• _Do this_:
Type out all the records word for word. Any pictures are to be left out.

BEGIN

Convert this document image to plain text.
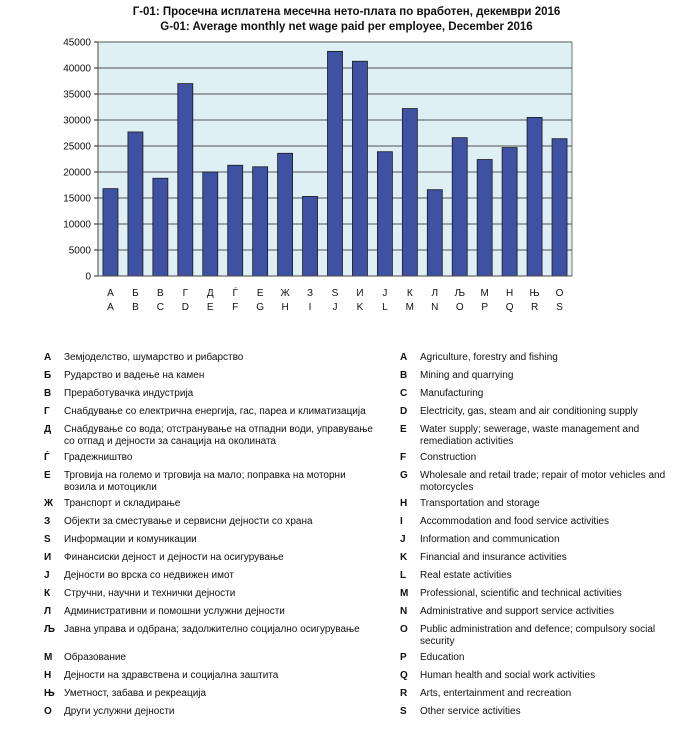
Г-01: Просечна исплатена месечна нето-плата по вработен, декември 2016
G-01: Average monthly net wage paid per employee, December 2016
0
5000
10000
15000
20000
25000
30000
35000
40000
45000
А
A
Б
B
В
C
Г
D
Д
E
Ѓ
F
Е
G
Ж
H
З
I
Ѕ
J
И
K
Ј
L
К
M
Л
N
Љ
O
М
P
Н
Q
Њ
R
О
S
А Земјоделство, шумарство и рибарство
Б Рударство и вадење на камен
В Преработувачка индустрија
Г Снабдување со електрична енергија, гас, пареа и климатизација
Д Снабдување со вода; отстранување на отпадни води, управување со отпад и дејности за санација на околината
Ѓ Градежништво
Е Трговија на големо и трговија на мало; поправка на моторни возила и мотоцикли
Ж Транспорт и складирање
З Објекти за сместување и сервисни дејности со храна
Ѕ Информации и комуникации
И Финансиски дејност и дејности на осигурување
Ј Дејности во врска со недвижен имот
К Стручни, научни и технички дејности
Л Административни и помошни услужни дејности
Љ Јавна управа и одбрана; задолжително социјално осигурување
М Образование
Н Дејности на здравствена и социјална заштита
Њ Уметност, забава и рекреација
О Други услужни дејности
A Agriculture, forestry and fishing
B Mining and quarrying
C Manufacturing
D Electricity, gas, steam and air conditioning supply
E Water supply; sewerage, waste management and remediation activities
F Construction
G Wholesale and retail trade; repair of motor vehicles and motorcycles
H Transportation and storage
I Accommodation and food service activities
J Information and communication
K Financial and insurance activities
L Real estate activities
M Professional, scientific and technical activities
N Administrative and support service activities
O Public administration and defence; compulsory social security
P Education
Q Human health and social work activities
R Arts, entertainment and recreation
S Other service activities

END

• _Answer in full_:
Convert this document image to plain text.
Г-01: Просечна исплатена месечна нето-плата по вработен, декември 2016
G-01: Average monthly net wage paid per employee, December 2016
0
5000
10000
15000
20000
25000
30000
35000
40000
45000
А
A
Б
B
В
C
Г
D
Д
E
Ѓ
F
Е
G
Ж
H
З
I
Ѕ
J
И
K
Ј
L
К
M
Л
N
Љ
O
М
P
Н
Q
Њ
R
О
S
А Земјоделство, шумарство и рибарство
Б Рударство и вадење на камен
В Преработувачка индустрија
Г Снабдување со електрична енергија, гас, пареа и климатизација
Д Снабдување со вода; отстранување на отпадни води, управување со отпад и дејности за санација на околината
Ѓ Градежништво
Е Трговија на големо и трговија на мало; поправка на моторни возила и мотоцикли
Ж Транспорт и складирање
З Објекти за сместување и сервисни дејности со храна
Ѕ Информации и комуникации
И Финансиски дејност и дејности на осигурување
Ј Дејности во врска со недвижен имот
К Стручни, научни и технички дејности
Л Административни и помошни услужни дејности
Љ Јавна управа и одбрана; задолжително социјално осигурување
М Образование
Н Дејности на здравствена и социјална заштита
Њ Уметност, забава и рекреација
О Други услужни дејности
A Agriculture, forestry and fishing
B Mining and quarrying
C Manufacturing
D Electricity, gas, steam and air conditioning supply
E Water supply; sewerage, waste management and remediation activities
F Construction
G Wholesale and retail trade; repair of motor vehicles and motorcycles
H Transportation and storage
I Accommodation and food service activities
J Information and communication
K Financial and insurance activities
L Real estate activities
M Professional, scientific and technical activities
N Administrative and support service activities
O Public administration and defence; compulsory social security
P Education
Q Human health and social work activities
R Arts, entertainment and recreation
S Other service activities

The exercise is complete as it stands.